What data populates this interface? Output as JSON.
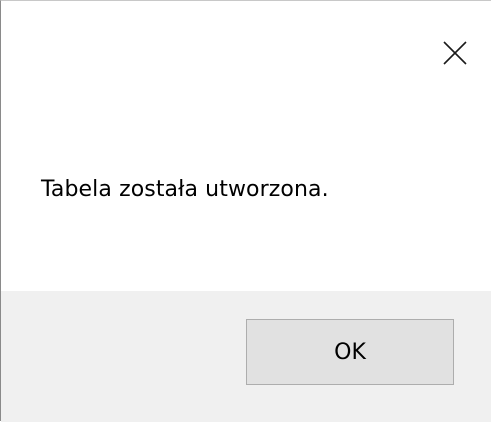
{
  "dialog": {
    "message": "Tabela została utworzona.",
    "ok_label": "OK",
    "close_icon": "close-icon"
  },
  "colors": {
    "content_background": "#ffffff",
    "footer_background": "#f0f0f0",
    "button_background": "#e1e1e1",
    "button_border": "#adadad",
    "text": "#000000"
  }
}
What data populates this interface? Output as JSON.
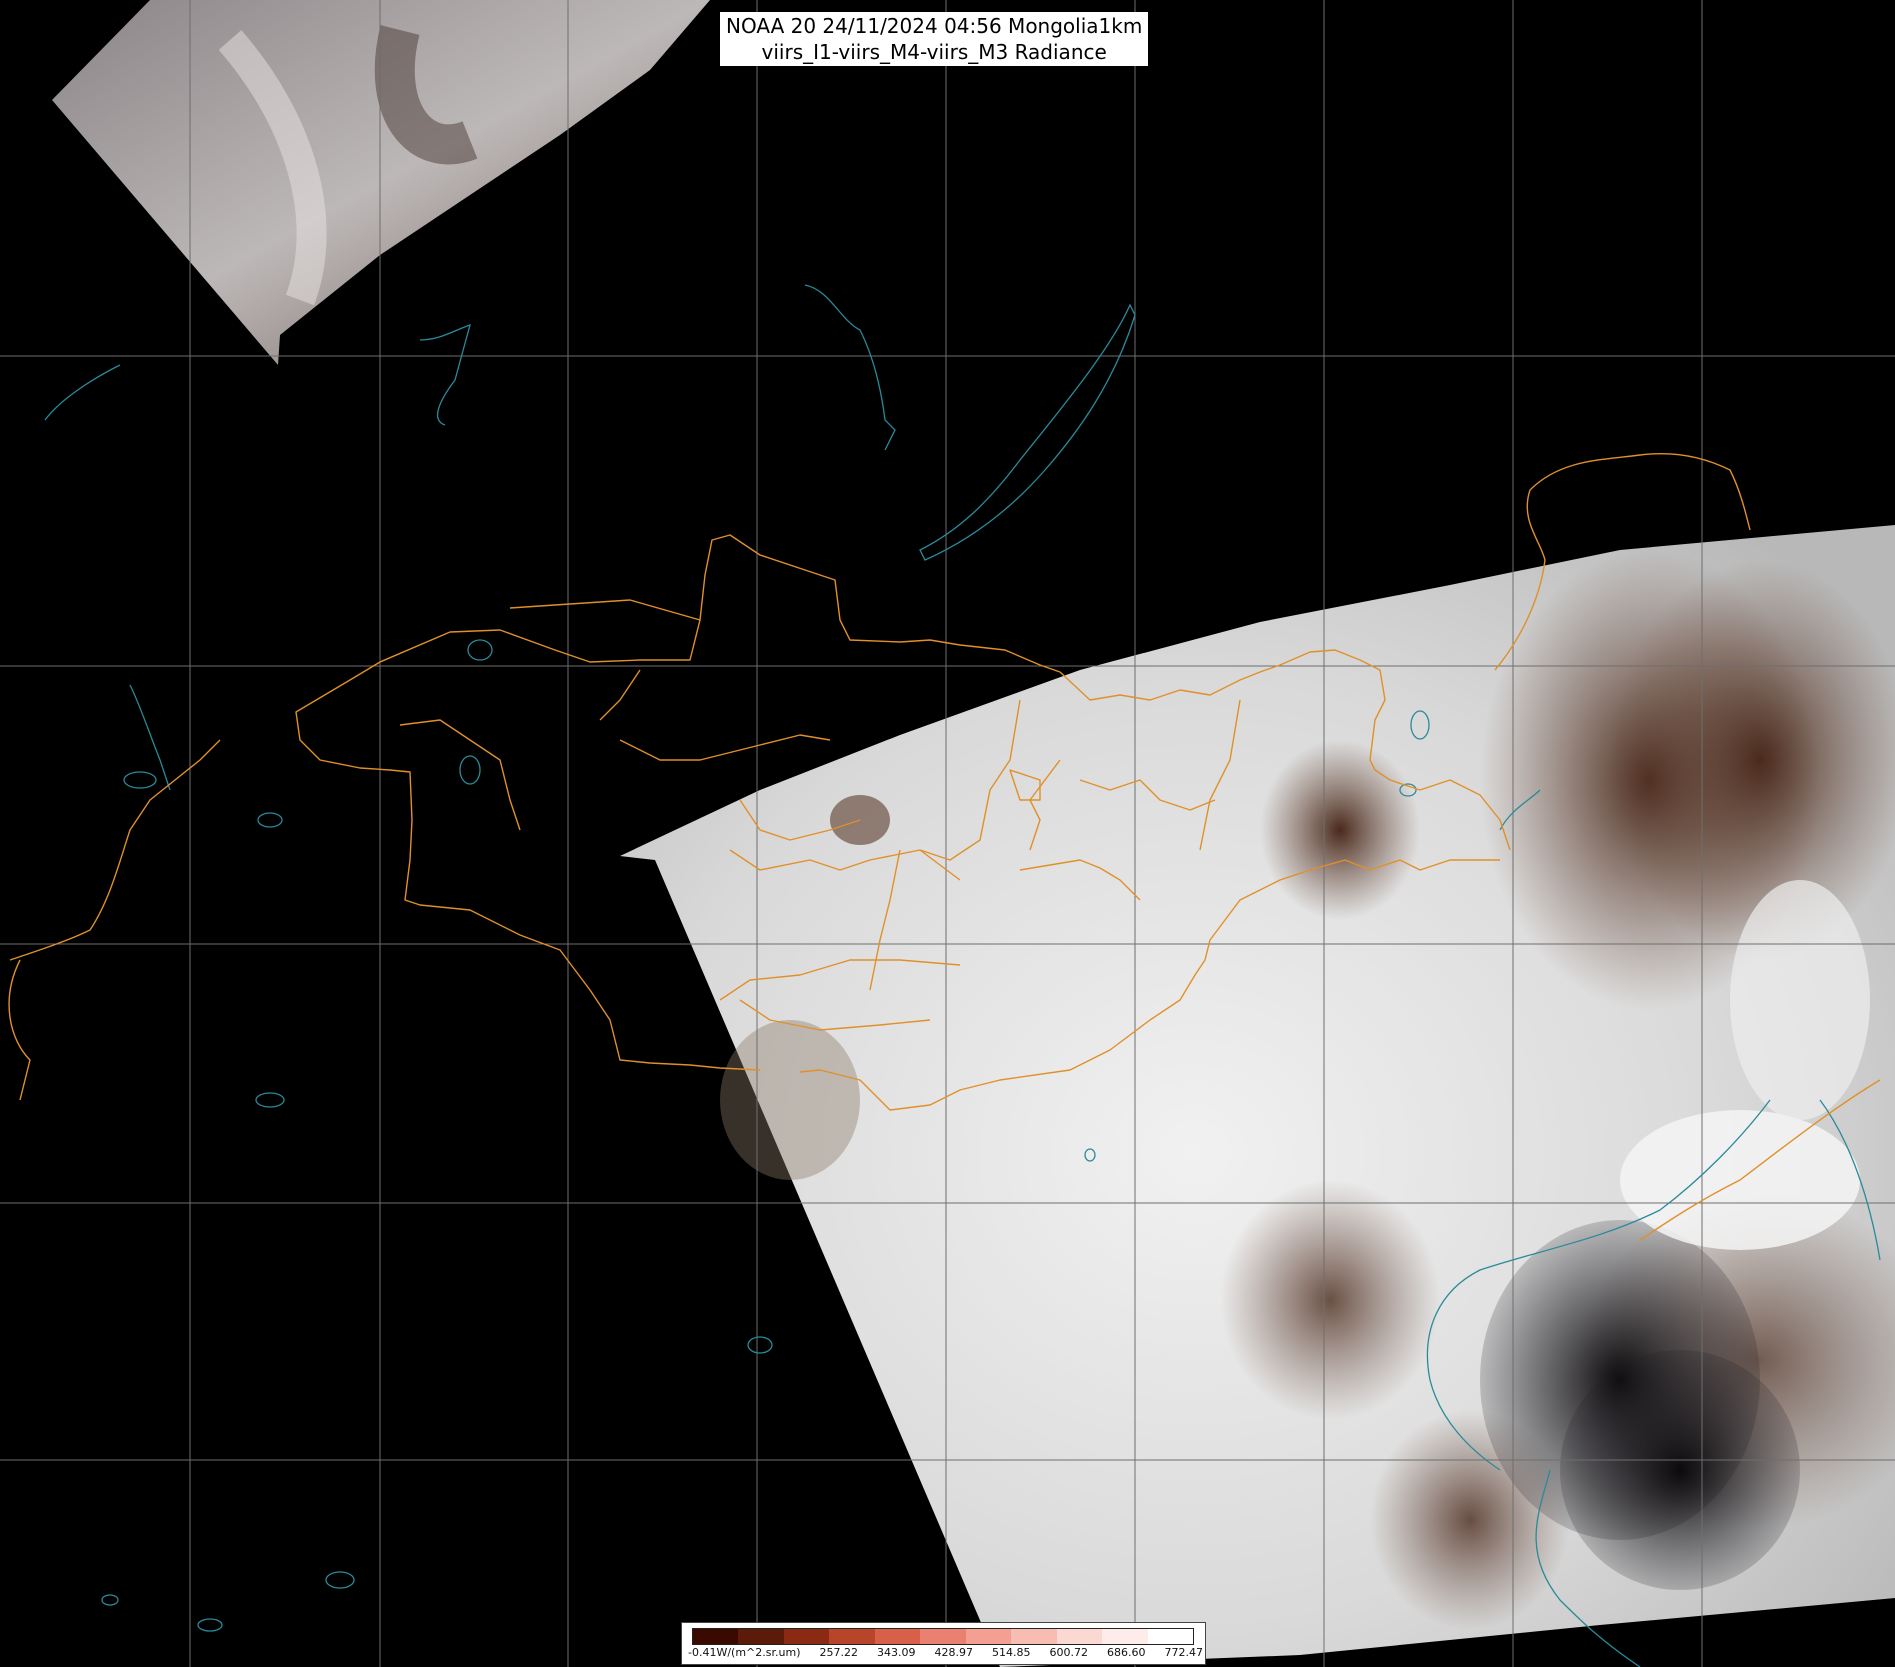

****************************************

Leave the pictures out, and print every line of the listing exactly as written.

_Written solution_
What data populates this interface? Output as JSON.
{
  "dialog": {
    "message": "Tabela została utworzona.",
    "ok_label": "OK",
    "close_icon": "close-icon"
  },
  "colors": {
    "content_background": "#ffffff",
    "footer_background": "#f0f0f0",
    "button_background": "#e1e1e1",
    "button_border": "#adadad",
    "text": "#000000"
  }
}
What data populates this interface? Output as JSON.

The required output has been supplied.